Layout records
- - - -

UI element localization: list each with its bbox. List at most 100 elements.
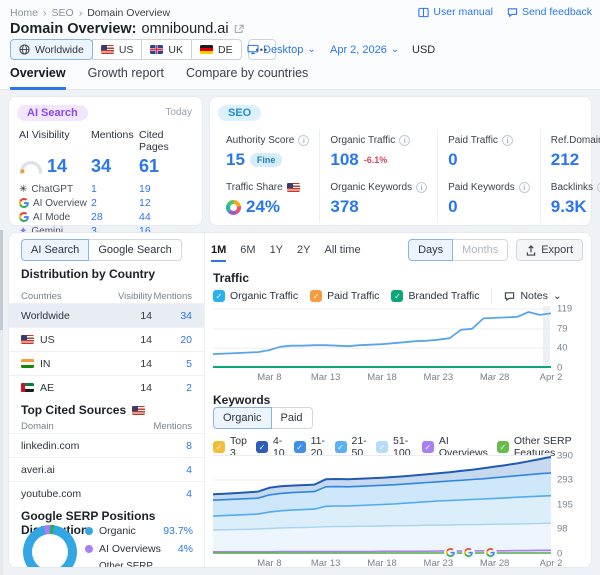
breadcrumb-seo[interactable]: SEO — [52, 7, 74, 19]
serp-legend-label: Other SERP Features — [99, 561, 173, 568]
keywords-x-axis: Mar 8Mar 13Mar 18Mar 23Mar 28Apr 2 — [213, 558, 551, 568]
external-link-icon[interactable] — [234, 24, 244, 34]
platform-label: AI Overview — [33, 198, 87, 209]
region-chip-de[interactable]: DE — [191, 39, 242, 60]
platform-mentions: 2 — [91, 197, 139, 209]
serp-legend-item[interactable]: AI Overviews 4% — [85, 543, 193, 555]
authority-score-value: 15 — [226, 150, 245, 170]
country-row-in[interactable]: IN 14 5 — [9, 351, 204, 375]
info-icon[interactable]: i — [502, 135, 513, 146]
organic-keywords-value[interactable]: 378 — [330, 197, 427, 217]
country-row-ae[interactable]: AE 14 2 — [9, 375, 204, 399]
country-name: IN — [40, 358, 51, 370]
source-domain: linkedin.com — [21, 440, 152, 452]
source-mentions: 4 — [152, 488, 192, 500]
country-row-worldwide[interactable]: Worldwide 14 34 — [9, 303, 204, 327]
date-dropdown[interactable]: Apr 2, 2026 ⌄ — [330, 39, 399, 60]
serp-legend-item[interactable]: Organic 93.7% — [85, 525, 193, 537]
cited-source-row[interactable]: averi.ai 4 — [9, 457, 204, 481]
user-manual-link[interactable]: User manual — [418, 6, 493, 18]
toggle-ai-search[interactable]: AI Search — [21, 239, 89, 261]
source-mentions: 8 — [152, 440, 192, 452]
tab-overview[interactable]: Overview — [10, 66, 66, 90]
toggle-organic[interactable]: Organic — [213, 407, 272, 429]
page-title: Domain Overview: — [10, 21, 137, 37]
info-icon[interactable]: i — [416, 182, 427, 193]
region-chip-uk[interactable]: UK — [141, 39, 192, 60]
currency-selector[interactable]: USD — [412, 39, 435, 60]
organic-traffic-delta: -6.1% — [364, 155, 388, 165]
serp-legend-value: 93.7% — [163, 525, 193, 537]
chevron-down-icon: ⌄ — [391, 46, 399, 54]
region-chip-us[interactable]: US — [92, 39, 143, 60]
page-scrollbar[interactable] — [0, 230, 3, 575]
scrollbar-thumb[interactable] — [0, 230, 3, 330]
paid-traffic-value[interactable]: 0 — [448, 150, 530, 170]
cited-pages-header: Cited Pages — [139, 129, 194, 153]
tab-growth-report[interactable]: Growth report — [88, 66, 164, 90]
seo-card: SEO Authority Scorei 15Fine Organic Traf… — [209, 96, 592, 226]
ref-domains-value[interactable]: 212 — [551, 150, 600, 170]
country-visibility: 14 — [118, 358, 152, 370]
chatgpt-icon: ✳ — [19, 184, 27, 195]
info-icon[interactable]: i — [298, 135, 309, 146]
traffic-x-axis: Mar 8Mar 13Mar 18Mar 23Mar 28Apr 2 — [213, 372, 551, 384]
traffic-y-axis: 11979400 — [557, 306, 583, 368]
tab-compare-by-countries[interactable]: Compare by countries — [186, 66, 308, 90]
country-visibility: 14 — [118, 310, 152, 322]
paid-keywords-value[interactable]: 0 — [448, 197, 530, 217]
left-column: Distribution by Country Countries Visibi… — [9, 233, 205, 567]
us-flag-icon — [287, 183, 300, 192]
backlinks-value[interactable]: 9.3K — [551, 197, 600, 217]
organic-traffic-checkbox[interactable]: Organic Traffic — [213, 290, 298, 302]
x-tick-label: Mar 8 — [257, 558, 281, 568]
toggle-days[interactable]: Days — [408, 239, 453, 261]
legend-label: Paid Traffic — [327, 290, 379, 302]
monitor-icon — [247, 44, 259, 55]
country-mentions: 20 — [152, 334, 192, 346]
keywords-type-toggle: Organic Paid — [213, 407, 313, 429]
google-g-icon[interactable] — [445, 547, 456, 558]
branded-traffic-checkbox[interactable]: Branded Traffic — [391, 290, 479, 302]
keywords-chart[interactable] — [213, 453, 551, 554]
source-domain: youtube.com — [21, 488, 152, 500]
ai-visibility-header: AI Visibility — [19, 129, 91, 153]
google-g-icon[interactable] — [463, 547, 474, 558]
checkbox-icon — [376, 441, 388, 453]
y-tick-label: 195 — [557, 499, 573, 510]
country-mentions: 2 — [152, 382, 192, 394]
region-chip-worldwide[interactable]: Worldwide — [10, 39, 93, 60]
cited-source-row[interactable]: youtube.com 4 — [9, 481, 204, 505]
checkbox-icon — [213, 441, 225, 453]
send-feedback-link[interactable]: Send feedback — [507, 6, 592, 18]
breadcrumb: Home › SEO › Domain Overview — [10, 7, 170, 19]
breadcrumb-home[interactable]: Home — [10, 7, 38, 19]
organic-dot-icon — [85, 527, 93, 535]
serp-legend-label: AI Overviews — [99, 543, 161, 555]
y-tick-label: 119 — [557, 303, 572, 314]
notes-dropdown[interactable]: Notes ⌄ — [504, 290, 561, 302]
platform-mentions: 1 — [91, 183, 139, 195]
country-visibility: 14 — [118, 334, 152, 346]
metric-label: Traffic Share — [226, 182, 283, 193]
platform-cited: 19 — [139, 183, 194, 195]
country-mentions: 34 — [152, 310, 192, 322]
checkbox-icon — [310, 290, 322, 302]
traffic-chart[interactable] — [213, 306, 551, 368]
country-row-us[interactable]: US 14 20 — [9, 327, 204, 351]
info-icon[interactable]: i — [399, 135, 410, 146]
metric-label: Paid Traffic — [448, 135, 498, 146]
paid-traffic-checkbox[interactable]: Paid Traffic — [310, 290, 379, 302]
col-mentions: Mentions — [152, 291, 192, 302]
currency-label: USD — [412, 44, 435, 56]
device-dropdown[interactable]: Desktop ⌄ — [247, 39, 316, 60]
serp-legend-item[interactable]: Other SERP Features 2.4% — [85, 561, 203, 568]
google-g-icon[interactable] — [485, 547, 496, 558]
y-tick-label: 98 — [557, 524, 568, 535]
col-countries: Countries — [21, 291, 118, 302]
organic-traffic-value[interactable]: 108 — [330, 150, 358, 170]
toggle-paid[interactable]: Paid — [271, 407, 313, 429]
traffic-share-value: 24% — [246, 197, 280, 217]
info-icon[interactable]: i — [519, 182, 530, 193]
cited-source-row[interactable]: linkedin.com 8 — [9, 433, 204, 457]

- - - -

* _What is required_
Reproduce the rows above exactly as they appear, everything from the line that contains "breadcrumb-seo[interactable]: SEO —" down to the line that contains "external-link-icon[interactable] — [234, 24, 244, 34]", including both of those lines.

* _Full response_
breadcrumb-seo[interactable]: SEO — [52, 7, 74, 19]
serp-legend-label: Other SERP Features — [99, 561, 173, 568]
keywords-x-axis: Mar 8Mar 13Mar 18Mar 23Mar 28Apr 2 — [213, 558, 551, 568]
external-link-icon[interactable] — [234, 24, 244, 34]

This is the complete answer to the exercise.